*SET PROBLEM*:
Below are some records; repeat them all exactly, minus the pictures.

# # # # #

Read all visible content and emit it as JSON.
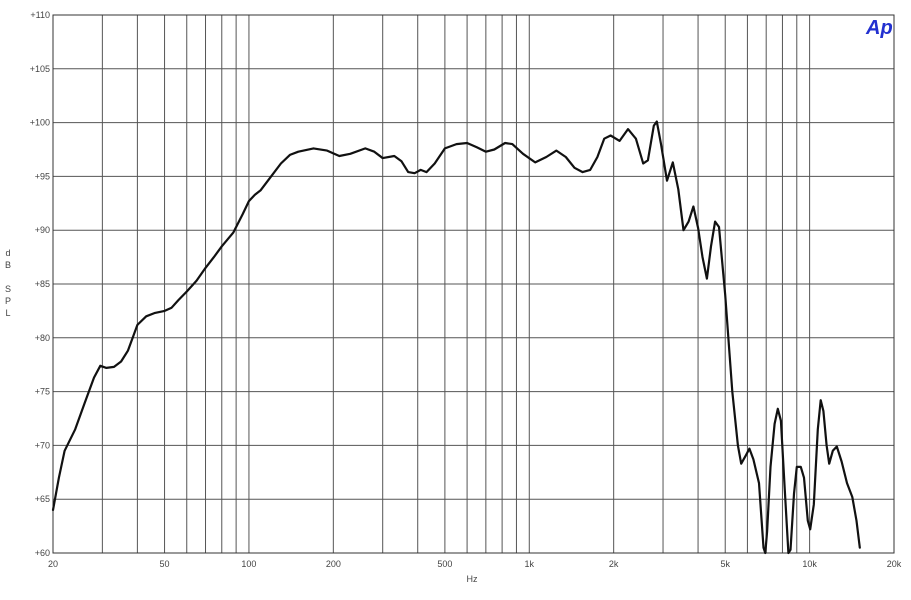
{
  "logo_text": "Ap",
  "colors": {
    "grid": "#555555",
    "curve": "#111111",
    "logo": "#2230d0",
    "background": "#ffffff"
  },
  "chart_data": {
    "type": "line",
    "xscale": "log",
    "xlim": [
      20,
      20000
    ],
    "ylim": [
      60,
      110
    ],
    "grid": true,
    "xlabel": "Hz",
    "ylabel_letters": [
      "d",
      "B",
      "",
      "S",
      "P",
      "L"
    ],
    "xticks": [
      {
        "v": 20,
        "label": "20"
      },
      {
        "v": 50,
        "label": "50"
      },
      {
        "v": 100,
        "label": "100"
      },
      {
        "v": 200,
        "label": "200"
      },
      {
        "v": 500,
        "label": "500"
      },
      {
        "v": 1000,
        "label": "1k"
      },
      {
        "v": 2000,
        "label": "2k"
      },
      {
        "v": 5000,
        "label": "5k"
      },
      {
        "v": 10000,
        "label": "10k"
      },
      {
        "v": 20000,
        "label": "20k"
      }
    ],
    "xgrid_values": [
      20,
      30,
      40,
      50,
      60,
      70,
      80,
      90,
      100,
      200,
      300,
      400,
      500,
      600,
      700,
      800,
      900,
      1000,
      2000,
      3000,
      4000,
      5000,
      6000,
      7000,
      8000,
      9000,
      10000,
      20000
    ],
    "yticks": [
      {
        "v": 60,
        "label": "+60"
      },
      {
        "v": 65,
        "label": "+65"
      },
      {
        "v": 70,
        "label": "+70"
      },
      {
        "v": 75,
        "label": "+75"
      },
      {
        "v": 80,
        "label": "+80"
      },
      {
        "v": 85,
        "label": "+85"
      },
      {
        "v": 90,
        "label": "+90"
      },
      {
        "v": 95,
        "label": "+95"
      },
      {
        "v": 100,
        "label": "+100"
      },
      {
        "v": 105,
        "label": "+105"
      },
      {
        "v": 110,
        "label": "+110"
      }
    ],
    "series": [
      {
        "points": [
          [
            20,
            64
          ],
          [
            21,
            67
          ],
          [
            22,
            69.5
          ],
          [
            24,
            71.5
          ],
          [
            26,
            74
          ],
          [
            28,
            76.3
          ],
          [
            29.5,
            77.4
          ],
          [
            31,
            77.2
          ],
          [
            33,
            77.3
          ],
          [
            35,
            77.8
          ],
          [
            37,
            78.8
          ],
          [
            40,
            81.2
          ],
          [
            43,
            82
          ],
          [
            46,
            82.3
          ],
          [
            50,
            82.5
          ],
          [
            53,
            82.8
          ],
          [
            56,
            83.5
          ],
          [
            60,
            84.3
          ],
          [
            65,
            85.3
          ],
          [
            70,
            86.5
          ],
          [
            75,
            87.5
          ],
          [
            80,
            88.5
          ],
          [
            88,
            89.8
          ],
          [
            95,
            91.5
          ],
          [
            100,
            92.7
          ],
          [
            105,
            93.3
          ],
          [
            110,
            93.7
          ],
          [
            120,
            95
          ],
          [
            130,
            96.2
          ],
          [
            140,
            97
          ],
          [
            150,
            97.3
          ],
          [
            170,
            97.6
          ],
          [
            190,
            97.4
          ],
          [
            210,
            96.9
          ],
          [
            230,
            97.1
          ],
          [
            260,
            97.6
          ],
          [
            280,
            97.3
          ],
          [
            300,
            96.7
          ],
          [
            330,
            96.9
          ],
          [
            350,
            96.4
          ],
          [
            370,
            95.4
          ],
          [
            390,
            95.3
          ],
          [
            410,
            95.6
          ],
          [
            430,
            95.4
          ],
          [
            460,
            96.2
          ],
          [
            500,
            97.6
          ],
          [
            550,
            98
          ],
          [
            600,
            98.1
          ],
          [
            650,
            97.7
          ],
          [
            700,
            97.3
          ],
          [
            750,
            97.5
          ],
          [
            820,
            98.1
          ],
          [
            870,
            98
          ],
          [
            950,
            97.1
          ],
          [
            1050,
            96.3
          ],
          [
            1150,
            96.8
          ],
          [
            1250,
            97.4
          ],
          [
            1350,
            96.8
          ],
          [
            1450,
            95.8
          ],
          [
            1550,
            95.4
          ],
          [
            1650,
            95.6
          ],
          [
            1750,
            96.8
          ],
          [
            1850,
            98.5
          ],
          [
            1950,
            98.8
          ],
          [
            2100,
            98.3
          ],
          [
            2250,
            99.4
          ],
          [
            2400,
            98.5
          ],
          [
            2550,
            96.2
          ],
          [
            2650,
            96.5
          ],
          [
            2780,
            99.7
          ],
          [
            2850,
            100.1
          ],
          [
            2950,
            98
          ],
          [
            3100,
            94.6
          ],
          [
            3250,
            96.3
          ],
          [
            3400,
            93.8
          ],
          [
            3550,
            90
          ],
          [
            3700,
            90.8
          ],
          [
            3850,
            92.2
          ],
          [
            4000,
            90.2
          ],
          [
            4150,
            87.5
          ],
          [
            4300,
            85.5
          ],
          [
            4450,
            88.5
          ],
          [
            4600,
            90.8
          ],
          [
            4750,
            90.3
          ],
          [
            5000,
            84
          ],
          [
            5300,
            75
          ],
          [
            5550,
            70
          ],
          [
            5700,
            68.3
          ],
          [
            5900,
            69
          ],
          [
            6100,
            69.7
          ],
          [
            6300,
            68.7
          ],
          [
            6600,
            66.5
          ],
          [
            6850,
            60.5
          ],
          [
            6950,
            58
          ],
          [
            7050,
            62
          ],
          [
            7250,
            68
          ],
          [
            7500,
            72
          ],
          [
            7700,
            73.4
          ],
          [
            7900,
            72.3
          ],
          [
            8150,
            66
          ],
          [
            8400,
            59.5
          ],
          [
            8550,
            60.3
          ],
          [
            8800,
            65.5
          ],
          [
            9000,
            68
          ],
          [
            9300,
            68
          ],
          [
            9550,
            67
          ],
          [
            9850,
            63
          ],
          [
            10050,
            62.2
          ],
          [
            10350,
            64.5
          ],
          [
            10700,
            71.5
          ],
          [
            10950,
            74.2
          ],
          [
            11200,
            73.2
          ],
          [
            11500,
            70
          ],
          [
            11750,
            68.3
          ],
          [
            12100,
            69.5
          ],
          [
            12500,
            69.9
          ],
          [
            13000,
            68.5
          ],
          [
            13600,
            66.5
          ],
          [
            14200,
            65.2
          ],
          [
            14700,
            63
          ],
          [
            15100,
            60.5
          ]
        ]
      }
    ]
  }
}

# # # # #

*EXERCISE RESPONSE*:
Read all visible content and emit it as JSON.
{
  "logo_text": "Ap",
  "colors": {
    "grid": "#555555",
    "curve": "#111111",
    "logo": "#2230d0",
    "background": "#ffffff"
  },
  "chart_data": {
    "type": "line",
    "xscale": "log",
    "xlim": [
      20,
      20000
    ],
    "ylim": [
      60,
      110
    ],
    "grid": true,
    "xlabel": "Hz",
    "ylabel_letters": [
      "d",
      "B",
      "",
      "S",
      "P",
      "L"
    ],
    "xticks": [
      {
        "v": 20,
        "label": "20"
      },
      {
        "v": 50,
        "label": "50"
      },
      {
        "v": 100,
        "label": "100"
      },
      {
        "v": 200,
        "label": "200"
      },
      {
        "v": 500,
        "label": "500"
      },
      {
        "v": 1000,
        "label": "1k"
      },
      {
        "v": 2000,
        "label": "2k"
      },
      {
        "v": 5000,
        "label": "5k"
      },
      {
        "v": 10000,
        "label": "10k"
      },
      {
        "v": 20000,
        "label": "20k"
      }
    ],
    "xgrid_values": [
      20,
      30,
      40,
      50,
      60,
      70,
      80,
      90,
      100,
      200,
      300,
      400,
      500,
      600,
      700,
      800,
      900,
      1000,
      2000,
      3000,
      4000,
      5000,
      6000,
      7000,
      8000,
      9000,
      10000,
      20000
    ],
    "yticks": [
      {
        "v": 60,
        "label": "+60"
      },
      {
        "v": 65,
        "label": "+65"
      },
      {
        "v": 70,
        "label": "+70"
      },
      {
        "v": 75,
        "label": "+75"
      },
      {
        "v": 80,
        "label": "+80"
      },
      {
        "v": 85,
        "label": "+85"
      },
      {
        "v": 90,
        "label": "+90"
      },
      {
        "v": 95,
        "label": "+95"
      },
      {
        "v": 100,
        "label": "+100"
      },
      {
        "v": 105,
        "label": "+105"
      },
      {
        "v": 110,
        "label": "+110"
      }
    ],
    "series": [
      {
        "points": [
          [
            20,
            64
          ],
          [
            21,
            67
          ],
          [
            22,
            69.5
          ],
          [
            24,
            71.5
          ],
          [
            26,
            74
          ],
          [
            28,
            76.3
          ],
          [
            29.5,
            77.4
          ],
          [
            31,
            77.2
          ],
          [
            33,
            77.3
          ],
          [
            35,
            77.8
          ],
          [
            37,
            78.8
          ],
          [
            40,
            81.2
          ],
          [
            43,
            82
          ],
          [
            46,
            82.3
          ],
          [
            50,
            82.5
          ],
          [
            53,
            82.8
          ],
          [
            56,
            83.5
          ],
          [
            60,
            84.3
          ],
          [
            65,
            85.3
          ],
          [
            70,
            86.5
          ],
          [
            75,
            87.5
          ],
          [
            80,
            88.5
          ],
          [
            88,
            89.8
          ],
          [
            95,
            91.5
          ],
          [
            100,
            92.7
          ],
          [
            105,
            93.3
          ],
          [
            110,
            93.7
          ],
          [
            120,
            95
          ],
          [
            130,
            96.2
          ],
          [
            140,
            97
          ],
          [
            150,
            97.3
          ],
          [
            170,
            97.6
          ],
          [
            190,
            97.4
          ],
          [
            210,
            96.9
          ],
          [
            230,
            97.1
          ],
          [
            260,
            97.6
          ],
          [
            280,
            97.3
          ],
          [
            300,
            96.7
          ],
          [
            330,
            96.9
          ],
          [
            350,
            96.4
          ],
          [
            370,
            95.4
          ],
          [
            390,
            95.3
          ],
          [
            410,
            95.6
          ],
          [
            430,
            95.4
          ],
          [
            460,
            96.2
          ],
          [
            500,
            97.6
          ],
          [
            550,
            98
          ],
          [
            600,
            98.1
          ],
          [
            650,
            97.7
          ],
          [
            700,
            97.3
          ],
          [
            750,
            97.5
          ],
          [
            820,
            98.1
          ],
          [
            870,
            98
          ],
          [
            950,
            97.1
          ],
          [
            1050,
            96.3
          ],
          [
            1150,
            96.8
          ],
          [
            1250,
            97.4
          ],
          [
            1350,
            96.8
          ],
          [
            1450,
            95.8
          ],
          [
            1550,
            95.4
          ],
          [
            1650,
            95.6
          ],
          [
            1750,
            96.8
          ],
          [
            1850,
            98.5
          ],
          [
            1950,
            98.8
          ],
          [
            2100,
            98.3
          ],
          [
            2250,
            99.4
          ],
          [
            2400,
            98.5
          ],
          [
            2550,
            96.2
          ],
          [
            2650,
            96.5
          ],
          [
            2780,
            99.7
          ],
          [
            2850,
            100.1
          ],
          [
            2950,
            98
          ],
          [
            3100,
            94.6
          ],
          [
            3250,
            96.3
          ],
          [
            3400,
            93.8
          ],
          [
            3550,
            90
          ],
          [
            3700,
            90.8
          ],
          [
            3850,
            92.2
          ],
          [
            4000,
            90.2
          ],
          [
            4150,
            87.5
          ],
          [
            4300,
            85.5
          ],
          [
            4450,
            88.5
          ],
          [
            4600,
            90.8
          ],
          [
            4750,
            90.3
          ],
          [
            5000,
            84
          ],
          [
            5300,
            75
          ],
          [
            5550,
            70
          ],
          [
            5700,
            68.3
          ],
          [
            5900,
            69
          ],
          [
            6100,
            69.7
          ],
          [
            6300,
            68.7
          ],
          [
            6600,
            66.5
          ],
          [
            6850,
            60.5
          ],
          [
            6950,
            58
          ],
          [
            7050,
            62
          ],
          [
            7250,
            68
          ],
          [
            7500,
            72
          ],
          [
            7700,
            73.4
          ],
          [
            7900,
            72.3
          ],
          [
            8150,
            66
          ],
          [
            8400,
            59.5
          ],
          [
            8550,
            60.3
          ],
          [
            8800,
            65.5
          ],
          [
            9000,
            68
          ],
          [
            9300,
            68
          ],
          [
            9550,
            67
          ],
          [
            9850,
            63
          ],
          [
            10050,
            62.2
          ],
          [
            10350,
            64.5
          ],
          [
            10700,
            71.5
          ],
          [
            10950,
            74.2
          ],
          [
            11200,
            73.2
          ],
          [
            11500,
            70
          ],
          [
            11750,
            68.3
          ],
          [
            12100,
            69.5
          ],
          [
            12500,
            69.9
          ],
          [
            13000,
            68.5
          ],
          [
            13600,
            66.5
          ],
          [
            14200,
            65.2
          ],
          [
            14700,
            63
          ],
          [
            15100,
            60.5
          ]
        ]
      }
    ]
  }
}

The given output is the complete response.